◆ **RECORD LIST**:
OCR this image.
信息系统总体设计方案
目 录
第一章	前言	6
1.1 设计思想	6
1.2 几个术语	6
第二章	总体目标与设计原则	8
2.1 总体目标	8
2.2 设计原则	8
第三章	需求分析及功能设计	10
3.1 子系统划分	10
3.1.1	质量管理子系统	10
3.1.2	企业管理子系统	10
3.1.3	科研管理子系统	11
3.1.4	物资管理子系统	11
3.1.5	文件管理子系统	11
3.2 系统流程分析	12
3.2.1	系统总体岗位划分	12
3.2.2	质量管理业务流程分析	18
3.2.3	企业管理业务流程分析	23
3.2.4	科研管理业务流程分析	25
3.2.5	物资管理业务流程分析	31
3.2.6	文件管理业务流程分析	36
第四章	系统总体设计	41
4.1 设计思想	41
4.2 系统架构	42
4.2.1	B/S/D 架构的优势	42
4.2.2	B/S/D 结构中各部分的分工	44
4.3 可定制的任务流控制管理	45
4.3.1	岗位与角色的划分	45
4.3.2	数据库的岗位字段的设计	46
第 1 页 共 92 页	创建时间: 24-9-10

◆ **PROBLEM DESCRIPTION**:
Give the records above again, word for word.

◆ **TASK RESPONSE**:
OCR this image.
信息系统总体设计方案
目 录
第一章	前言	6
1.1 设计思想	6
1.2 几个术语	6
第二章	总体目标与设计原则	8
2.1 总体目标	8
2.2 设计原则	8
第三章	需求分析及功能设计	10
3.1 子系统划分	10
3.1.1	质量管理子系统	10
3.1.2	企业管理子系统	10
3.1.3	科研管理子系统	11
3.1.4	物资管理子系统	11
3.1.5	文件管理子系统	11
3.2 系统流程分析	12
3.2.1	系统总体岗位划分	12
3.2.2	质量管理业务流程分析	18
3.2.3	企业管理业务流程分析	23
3.2.4	科研管理业务流程分析	25
3.2.5	物资管理业务流程分析	31
3.2.6	文件管理业务流程分析	36
第四章	系统总体设计	41
4.1 设计思想	41
4.2 系统架构	42
4.2.1	B/S/D 架构的优势	42
4.2.2	B/S/D 结构中各部分的分工	44
4.3 可定制的任务流控制管理	45
4.3.1	岗位与角色的划分	45
4.3.2	数据库的岗位字段的设计	46
第 1 页 共 92 页	创建时间: 24-9-10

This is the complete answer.